### GIVEN DATA
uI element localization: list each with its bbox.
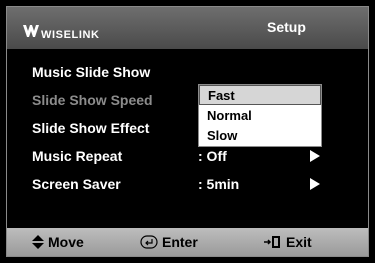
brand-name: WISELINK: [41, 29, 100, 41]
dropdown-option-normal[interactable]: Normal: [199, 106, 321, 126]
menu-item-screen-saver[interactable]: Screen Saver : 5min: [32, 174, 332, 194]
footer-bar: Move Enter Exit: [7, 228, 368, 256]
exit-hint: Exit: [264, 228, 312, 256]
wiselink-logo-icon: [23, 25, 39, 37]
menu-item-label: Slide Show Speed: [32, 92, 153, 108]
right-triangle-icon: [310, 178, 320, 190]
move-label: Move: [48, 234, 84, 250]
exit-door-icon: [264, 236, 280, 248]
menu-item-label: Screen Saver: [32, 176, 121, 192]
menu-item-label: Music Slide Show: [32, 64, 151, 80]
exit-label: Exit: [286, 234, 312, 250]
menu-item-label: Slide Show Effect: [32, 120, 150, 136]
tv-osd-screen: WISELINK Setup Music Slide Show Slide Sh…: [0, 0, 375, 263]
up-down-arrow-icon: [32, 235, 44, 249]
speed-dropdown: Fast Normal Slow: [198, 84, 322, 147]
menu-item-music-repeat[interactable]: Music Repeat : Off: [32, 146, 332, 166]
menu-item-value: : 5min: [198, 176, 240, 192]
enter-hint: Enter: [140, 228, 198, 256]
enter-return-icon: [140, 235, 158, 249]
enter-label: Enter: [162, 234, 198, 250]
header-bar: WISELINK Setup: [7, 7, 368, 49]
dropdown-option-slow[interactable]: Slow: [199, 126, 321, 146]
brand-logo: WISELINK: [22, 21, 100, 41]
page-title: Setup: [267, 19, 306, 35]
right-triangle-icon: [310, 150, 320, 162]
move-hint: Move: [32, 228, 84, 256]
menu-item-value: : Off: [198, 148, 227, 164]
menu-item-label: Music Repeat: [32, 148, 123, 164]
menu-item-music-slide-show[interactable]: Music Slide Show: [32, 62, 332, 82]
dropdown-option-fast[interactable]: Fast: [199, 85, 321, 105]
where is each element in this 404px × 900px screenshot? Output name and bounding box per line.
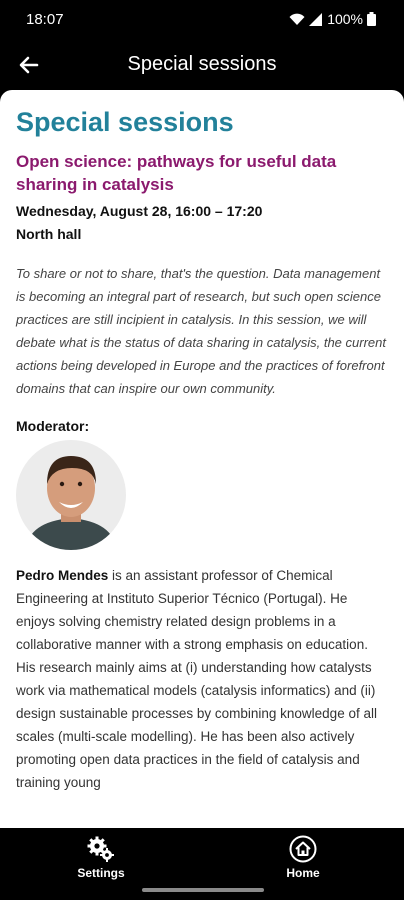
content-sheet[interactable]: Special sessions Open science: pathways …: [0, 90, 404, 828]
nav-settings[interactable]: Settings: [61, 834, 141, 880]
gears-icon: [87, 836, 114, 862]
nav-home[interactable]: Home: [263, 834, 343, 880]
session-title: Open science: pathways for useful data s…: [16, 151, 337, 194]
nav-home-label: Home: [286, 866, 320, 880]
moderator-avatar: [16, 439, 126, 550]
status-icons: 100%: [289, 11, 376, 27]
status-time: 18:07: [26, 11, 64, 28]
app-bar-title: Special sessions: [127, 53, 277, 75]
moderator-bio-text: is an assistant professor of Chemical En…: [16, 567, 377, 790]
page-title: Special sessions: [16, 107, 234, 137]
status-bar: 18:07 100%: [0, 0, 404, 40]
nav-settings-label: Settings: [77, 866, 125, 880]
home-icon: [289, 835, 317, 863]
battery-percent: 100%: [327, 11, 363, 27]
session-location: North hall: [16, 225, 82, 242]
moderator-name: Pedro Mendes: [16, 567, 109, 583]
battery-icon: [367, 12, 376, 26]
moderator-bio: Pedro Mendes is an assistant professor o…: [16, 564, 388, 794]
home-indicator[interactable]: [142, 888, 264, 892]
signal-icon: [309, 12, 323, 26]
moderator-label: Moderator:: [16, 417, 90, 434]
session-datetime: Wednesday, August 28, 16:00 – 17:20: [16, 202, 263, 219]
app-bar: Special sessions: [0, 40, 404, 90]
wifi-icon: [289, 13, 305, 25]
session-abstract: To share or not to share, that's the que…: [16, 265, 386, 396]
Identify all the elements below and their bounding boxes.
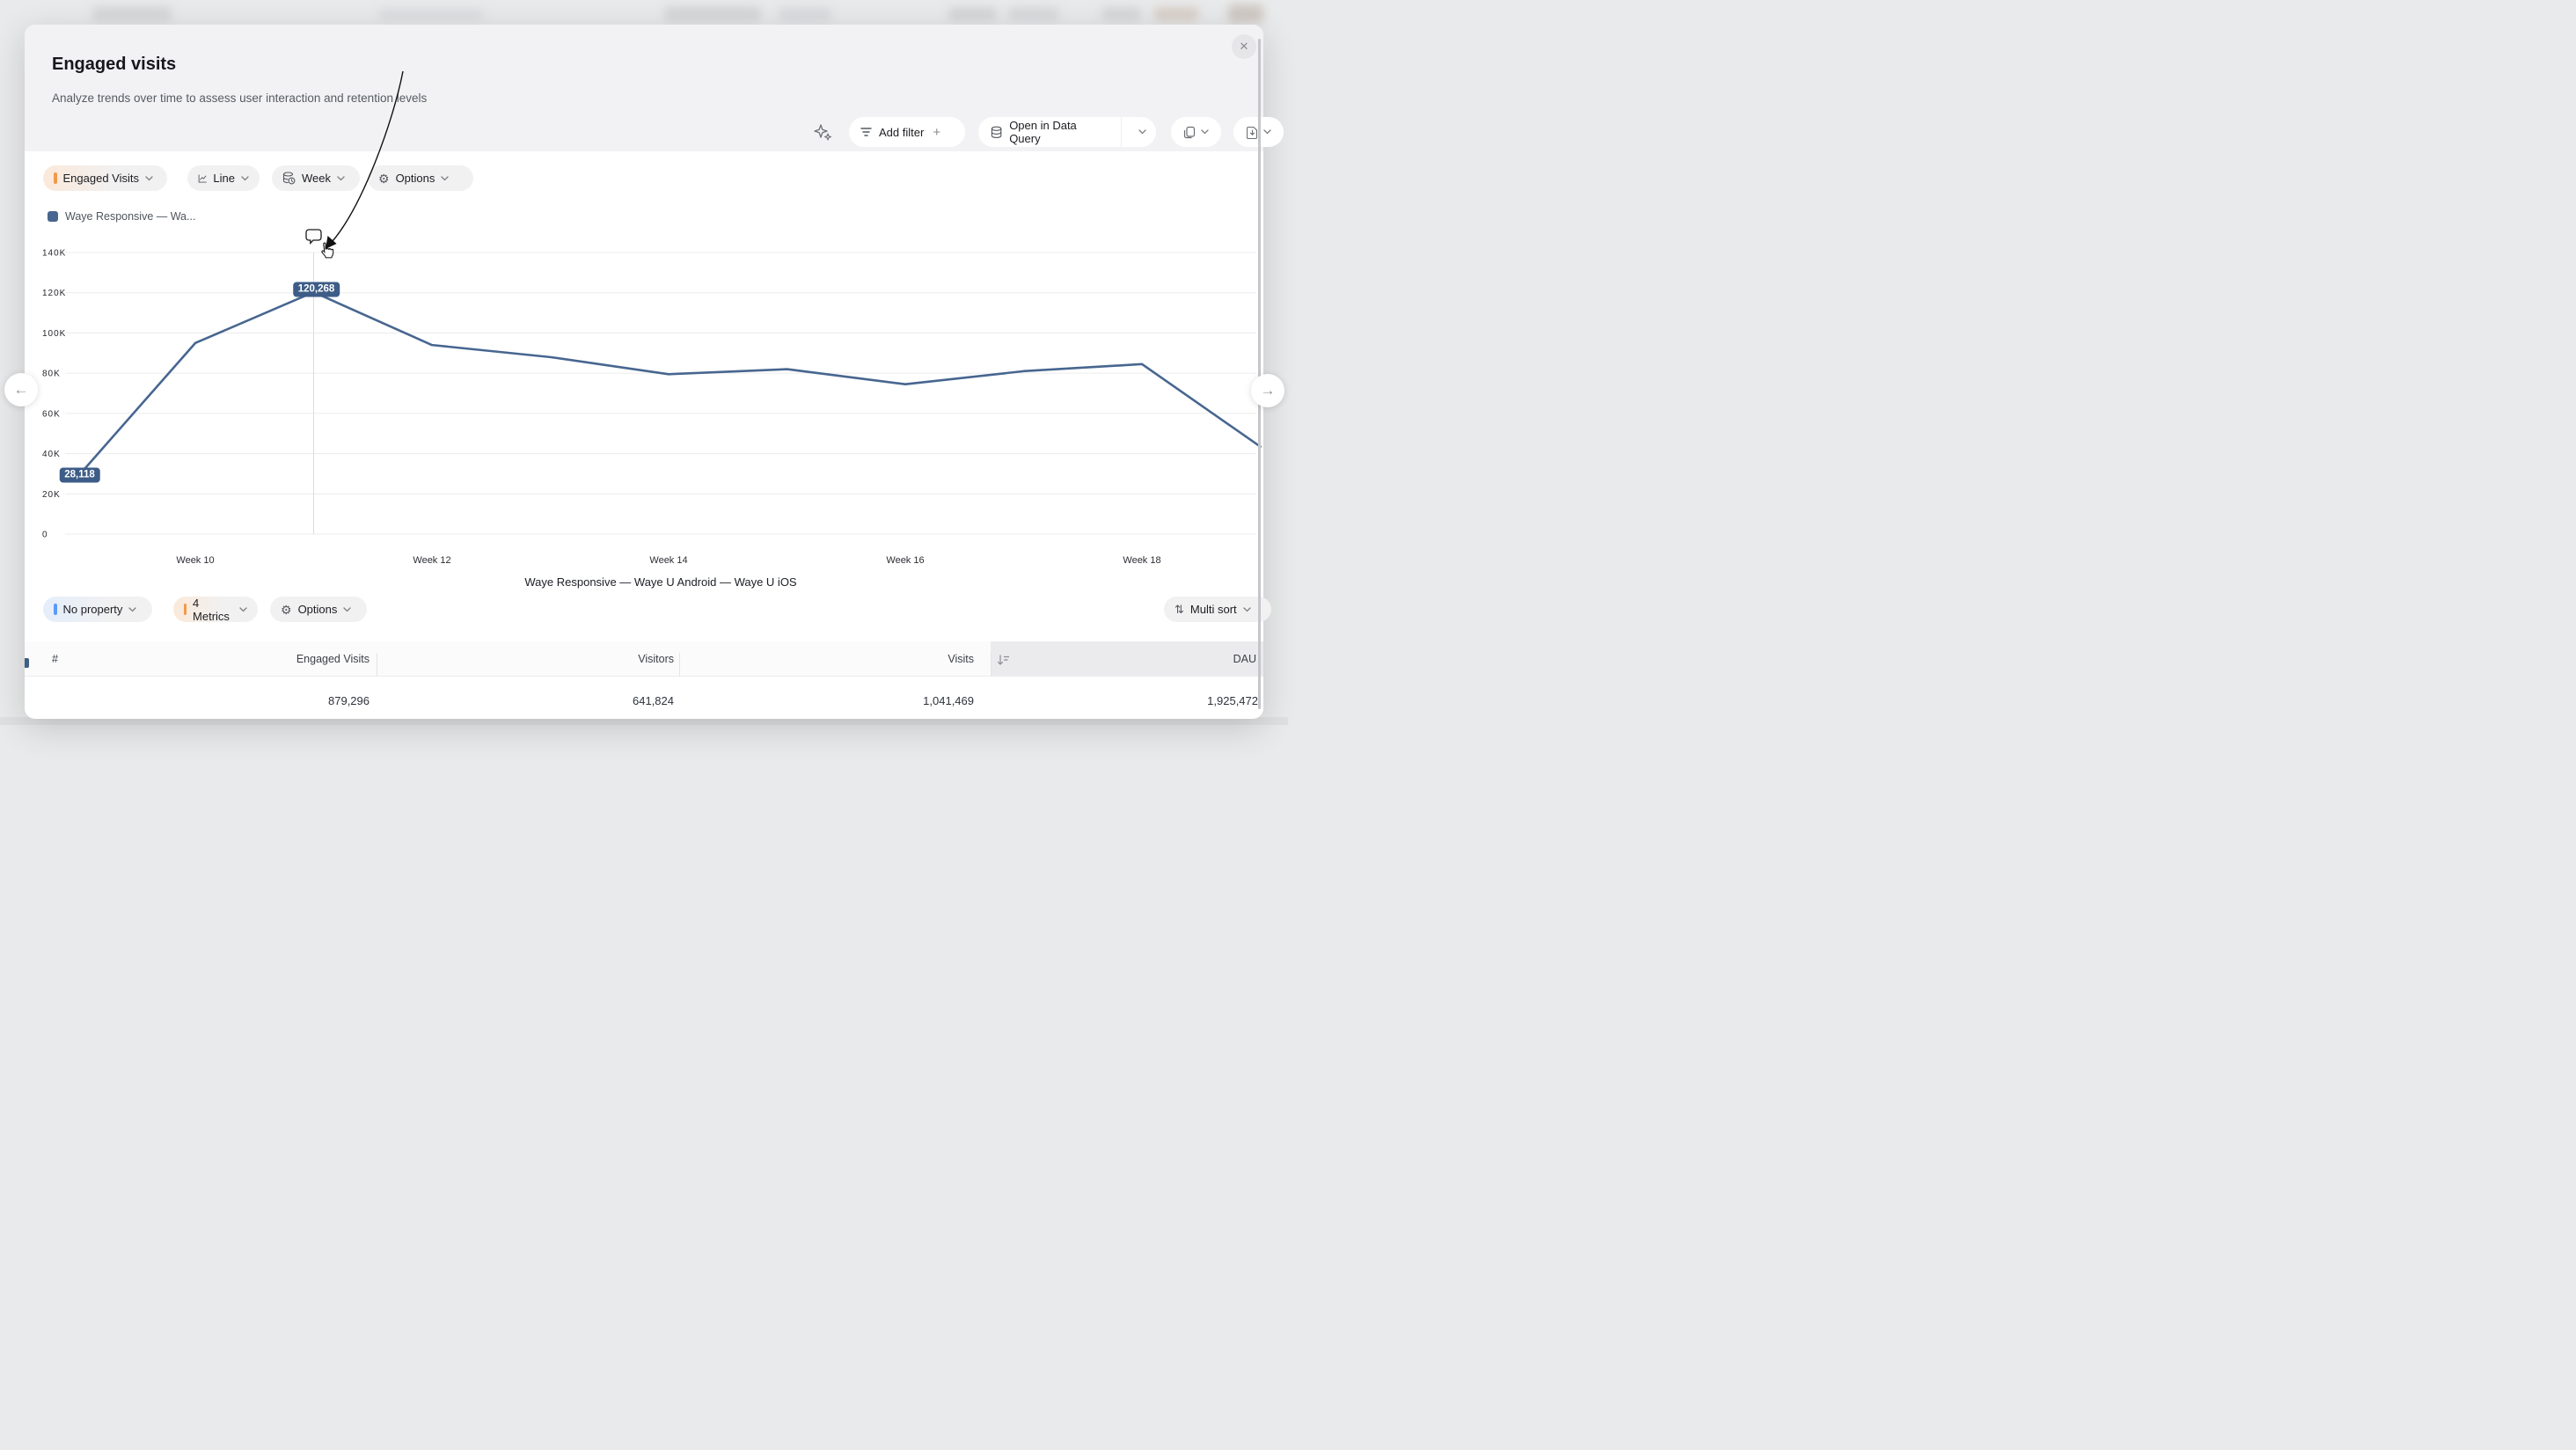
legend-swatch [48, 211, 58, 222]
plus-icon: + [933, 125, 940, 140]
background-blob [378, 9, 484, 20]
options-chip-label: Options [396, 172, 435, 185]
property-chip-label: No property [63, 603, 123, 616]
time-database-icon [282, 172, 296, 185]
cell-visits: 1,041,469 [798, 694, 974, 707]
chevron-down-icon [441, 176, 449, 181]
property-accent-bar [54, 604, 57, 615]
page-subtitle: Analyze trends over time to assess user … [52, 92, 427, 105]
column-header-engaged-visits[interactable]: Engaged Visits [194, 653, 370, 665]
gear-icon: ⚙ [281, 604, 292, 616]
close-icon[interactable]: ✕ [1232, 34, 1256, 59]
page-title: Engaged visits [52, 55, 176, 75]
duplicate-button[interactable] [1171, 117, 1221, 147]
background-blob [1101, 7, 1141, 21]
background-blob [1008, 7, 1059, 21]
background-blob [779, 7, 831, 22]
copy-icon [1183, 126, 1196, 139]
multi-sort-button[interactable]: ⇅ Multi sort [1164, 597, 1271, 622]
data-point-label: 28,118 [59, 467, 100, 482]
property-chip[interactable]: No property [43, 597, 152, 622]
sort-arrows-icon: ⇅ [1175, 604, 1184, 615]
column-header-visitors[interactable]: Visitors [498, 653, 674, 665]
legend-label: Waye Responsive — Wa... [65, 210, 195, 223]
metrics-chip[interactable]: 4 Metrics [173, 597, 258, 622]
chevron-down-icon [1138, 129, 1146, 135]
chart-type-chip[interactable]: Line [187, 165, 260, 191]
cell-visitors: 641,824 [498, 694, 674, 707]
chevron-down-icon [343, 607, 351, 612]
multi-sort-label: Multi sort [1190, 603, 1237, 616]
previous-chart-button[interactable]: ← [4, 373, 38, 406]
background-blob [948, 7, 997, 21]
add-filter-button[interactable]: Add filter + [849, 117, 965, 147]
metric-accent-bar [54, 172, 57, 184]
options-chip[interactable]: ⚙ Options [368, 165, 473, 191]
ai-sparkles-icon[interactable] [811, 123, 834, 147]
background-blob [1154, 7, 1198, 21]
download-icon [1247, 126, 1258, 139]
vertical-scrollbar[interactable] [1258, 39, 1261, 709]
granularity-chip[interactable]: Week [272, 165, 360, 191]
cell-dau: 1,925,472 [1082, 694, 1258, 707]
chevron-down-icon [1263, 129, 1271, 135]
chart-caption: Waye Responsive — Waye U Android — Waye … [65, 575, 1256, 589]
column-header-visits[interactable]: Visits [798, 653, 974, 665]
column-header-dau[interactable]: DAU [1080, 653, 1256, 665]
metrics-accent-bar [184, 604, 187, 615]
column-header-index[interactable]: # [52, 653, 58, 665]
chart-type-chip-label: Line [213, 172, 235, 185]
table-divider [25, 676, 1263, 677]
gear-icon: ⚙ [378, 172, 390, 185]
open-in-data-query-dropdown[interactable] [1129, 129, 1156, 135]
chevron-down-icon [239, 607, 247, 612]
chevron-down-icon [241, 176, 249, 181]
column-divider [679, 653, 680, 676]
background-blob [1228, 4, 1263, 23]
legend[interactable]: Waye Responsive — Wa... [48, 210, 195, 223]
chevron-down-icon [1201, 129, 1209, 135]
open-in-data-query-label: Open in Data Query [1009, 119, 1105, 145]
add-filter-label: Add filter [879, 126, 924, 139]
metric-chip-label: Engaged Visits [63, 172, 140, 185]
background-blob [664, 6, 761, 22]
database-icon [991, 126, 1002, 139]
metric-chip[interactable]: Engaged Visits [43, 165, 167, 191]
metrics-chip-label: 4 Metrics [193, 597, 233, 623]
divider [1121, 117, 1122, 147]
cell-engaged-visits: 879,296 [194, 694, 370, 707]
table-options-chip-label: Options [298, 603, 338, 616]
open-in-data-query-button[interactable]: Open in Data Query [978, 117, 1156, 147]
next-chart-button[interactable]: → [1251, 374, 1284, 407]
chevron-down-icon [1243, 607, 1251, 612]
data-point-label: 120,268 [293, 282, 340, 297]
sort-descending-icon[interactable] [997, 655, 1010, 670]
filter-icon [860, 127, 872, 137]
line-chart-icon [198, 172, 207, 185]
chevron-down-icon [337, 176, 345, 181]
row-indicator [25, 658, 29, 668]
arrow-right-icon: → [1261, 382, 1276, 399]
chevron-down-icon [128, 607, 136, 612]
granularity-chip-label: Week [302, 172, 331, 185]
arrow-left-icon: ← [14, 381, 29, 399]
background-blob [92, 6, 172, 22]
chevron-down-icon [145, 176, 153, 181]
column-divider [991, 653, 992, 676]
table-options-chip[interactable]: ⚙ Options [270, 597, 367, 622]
######
### GIVEN DATA
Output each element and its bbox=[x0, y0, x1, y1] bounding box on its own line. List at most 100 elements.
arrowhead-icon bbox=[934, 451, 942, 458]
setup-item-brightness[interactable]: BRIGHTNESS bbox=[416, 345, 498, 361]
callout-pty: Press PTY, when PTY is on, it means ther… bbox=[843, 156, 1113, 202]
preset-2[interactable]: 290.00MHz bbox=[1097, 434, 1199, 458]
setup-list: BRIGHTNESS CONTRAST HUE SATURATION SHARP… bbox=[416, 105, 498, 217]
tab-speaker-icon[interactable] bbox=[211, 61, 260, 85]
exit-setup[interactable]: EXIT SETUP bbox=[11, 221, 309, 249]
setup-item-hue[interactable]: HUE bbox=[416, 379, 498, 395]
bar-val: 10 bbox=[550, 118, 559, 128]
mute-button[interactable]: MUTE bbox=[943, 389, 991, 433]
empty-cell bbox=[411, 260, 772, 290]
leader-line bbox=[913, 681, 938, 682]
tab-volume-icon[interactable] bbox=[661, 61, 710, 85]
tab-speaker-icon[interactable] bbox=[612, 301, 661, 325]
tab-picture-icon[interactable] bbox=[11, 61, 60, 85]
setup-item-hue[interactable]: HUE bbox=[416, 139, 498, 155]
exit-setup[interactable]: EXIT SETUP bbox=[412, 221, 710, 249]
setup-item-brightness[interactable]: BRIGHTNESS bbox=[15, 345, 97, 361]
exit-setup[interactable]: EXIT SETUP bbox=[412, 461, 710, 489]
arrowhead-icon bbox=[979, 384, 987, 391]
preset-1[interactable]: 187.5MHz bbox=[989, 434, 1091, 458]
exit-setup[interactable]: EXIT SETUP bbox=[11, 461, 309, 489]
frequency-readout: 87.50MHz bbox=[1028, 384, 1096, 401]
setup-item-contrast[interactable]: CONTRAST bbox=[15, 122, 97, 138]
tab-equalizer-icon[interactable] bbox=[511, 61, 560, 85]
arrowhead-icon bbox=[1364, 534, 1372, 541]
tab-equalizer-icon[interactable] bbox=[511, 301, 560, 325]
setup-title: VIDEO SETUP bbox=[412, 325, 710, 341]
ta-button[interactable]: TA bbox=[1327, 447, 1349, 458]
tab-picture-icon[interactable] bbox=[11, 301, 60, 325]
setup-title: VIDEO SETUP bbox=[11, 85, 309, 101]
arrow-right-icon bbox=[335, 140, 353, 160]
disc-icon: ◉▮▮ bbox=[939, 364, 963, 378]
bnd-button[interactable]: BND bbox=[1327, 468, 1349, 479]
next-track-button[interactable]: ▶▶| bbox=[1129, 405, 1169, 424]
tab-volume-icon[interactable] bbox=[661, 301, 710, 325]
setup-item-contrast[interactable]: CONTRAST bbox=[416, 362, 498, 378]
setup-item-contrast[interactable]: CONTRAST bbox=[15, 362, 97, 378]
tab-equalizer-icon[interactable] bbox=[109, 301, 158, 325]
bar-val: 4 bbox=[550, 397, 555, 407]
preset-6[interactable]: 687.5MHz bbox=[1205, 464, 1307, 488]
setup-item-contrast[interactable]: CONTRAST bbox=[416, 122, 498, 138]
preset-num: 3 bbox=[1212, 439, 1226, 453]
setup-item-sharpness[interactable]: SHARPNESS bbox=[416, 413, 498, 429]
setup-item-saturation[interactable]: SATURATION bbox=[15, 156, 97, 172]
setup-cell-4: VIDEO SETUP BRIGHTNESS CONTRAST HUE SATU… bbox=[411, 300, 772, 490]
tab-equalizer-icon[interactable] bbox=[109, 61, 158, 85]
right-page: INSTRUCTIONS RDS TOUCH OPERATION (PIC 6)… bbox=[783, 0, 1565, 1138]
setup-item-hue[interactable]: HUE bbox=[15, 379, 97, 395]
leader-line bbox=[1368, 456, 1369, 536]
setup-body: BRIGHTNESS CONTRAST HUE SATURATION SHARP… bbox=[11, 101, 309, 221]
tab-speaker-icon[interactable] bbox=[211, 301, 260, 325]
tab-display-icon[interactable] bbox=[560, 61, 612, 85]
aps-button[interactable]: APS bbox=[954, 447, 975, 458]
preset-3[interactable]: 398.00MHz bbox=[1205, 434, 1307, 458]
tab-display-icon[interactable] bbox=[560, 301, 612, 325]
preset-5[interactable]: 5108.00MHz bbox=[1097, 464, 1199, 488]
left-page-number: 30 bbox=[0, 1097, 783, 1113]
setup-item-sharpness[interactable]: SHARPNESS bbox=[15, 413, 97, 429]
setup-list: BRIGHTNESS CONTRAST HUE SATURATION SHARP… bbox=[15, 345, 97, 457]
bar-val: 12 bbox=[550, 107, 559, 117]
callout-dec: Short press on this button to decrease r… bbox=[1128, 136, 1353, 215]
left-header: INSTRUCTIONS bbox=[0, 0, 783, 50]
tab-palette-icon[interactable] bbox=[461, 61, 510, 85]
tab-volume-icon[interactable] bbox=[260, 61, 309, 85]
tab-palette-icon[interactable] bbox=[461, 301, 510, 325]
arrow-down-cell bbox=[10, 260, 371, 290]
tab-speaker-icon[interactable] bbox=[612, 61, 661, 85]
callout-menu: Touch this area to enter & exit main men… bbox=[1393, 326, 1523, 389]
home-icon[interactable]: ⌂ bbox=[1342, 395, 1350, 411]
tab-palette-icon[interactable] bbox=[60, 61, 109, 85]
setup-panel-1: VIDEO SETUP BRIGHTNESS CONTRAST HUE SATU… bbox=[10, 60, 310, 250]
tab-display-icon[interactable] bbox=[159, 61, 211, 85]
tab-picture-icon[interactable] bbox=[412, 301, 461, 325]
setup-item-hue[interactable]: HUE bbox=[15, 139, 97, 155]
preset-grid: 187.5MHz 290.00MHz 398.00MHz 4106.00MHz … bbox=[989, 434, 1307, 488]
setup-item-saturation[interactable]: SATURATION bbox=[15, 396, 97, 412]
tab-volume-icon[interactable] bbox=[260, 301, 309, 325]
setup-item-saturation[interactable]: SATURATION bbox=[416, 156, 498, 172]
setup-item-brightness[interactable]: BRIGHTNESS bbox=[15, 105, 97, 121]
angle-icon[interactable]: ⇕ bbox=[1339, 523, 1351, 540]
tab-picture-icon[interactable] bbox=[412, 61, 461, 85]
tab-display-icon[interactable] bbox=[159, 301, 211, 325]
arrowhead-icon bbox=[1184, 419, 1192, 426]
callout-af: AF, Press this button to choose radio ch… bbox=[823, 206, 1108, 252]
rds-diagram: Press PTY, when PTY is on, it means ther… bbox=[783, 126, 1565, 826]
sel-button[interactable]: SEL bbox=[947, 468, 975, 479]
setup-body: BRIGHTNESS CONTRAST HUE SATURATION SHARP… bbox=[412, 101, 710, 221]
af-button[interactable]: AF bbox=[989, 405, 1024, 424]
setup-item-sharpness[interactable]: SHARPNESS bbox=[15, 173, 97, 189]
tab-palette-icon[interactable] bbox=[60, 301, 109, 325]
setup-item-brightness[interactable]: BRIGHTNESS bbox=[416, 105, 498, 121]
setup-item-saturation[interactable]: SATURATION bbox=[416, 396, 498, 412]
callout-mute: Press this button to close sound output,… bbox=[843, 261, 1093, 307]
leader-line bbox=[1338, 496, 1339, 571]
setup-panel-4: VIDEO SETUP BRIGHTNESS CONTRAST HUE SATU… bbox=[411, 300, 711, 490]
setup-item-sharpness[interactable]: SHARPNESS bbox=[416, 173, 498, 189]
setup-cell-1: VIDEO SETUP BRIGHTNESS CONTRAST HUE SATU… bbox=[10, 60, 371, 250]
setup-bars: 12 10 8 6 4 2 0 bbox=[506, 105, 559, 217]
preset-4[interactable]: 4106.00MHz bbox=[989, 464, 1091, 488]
######
→ **TASK PROMPT**: Please retype the material from the line containing "Output each element" through the line containing "345, 498, 361]", both included, character for character.

→ **RESULT BELOW**:
Output each element and its bbox=[x0, y0, x1, y1] bounding box on its own line. List at most 100 elements.
arrowhead-icon bbox=[934, 451, 942, 458]
setup-item-brightness[interactable]: BRIGHTNESS bbox=[416, 345, 498, 361]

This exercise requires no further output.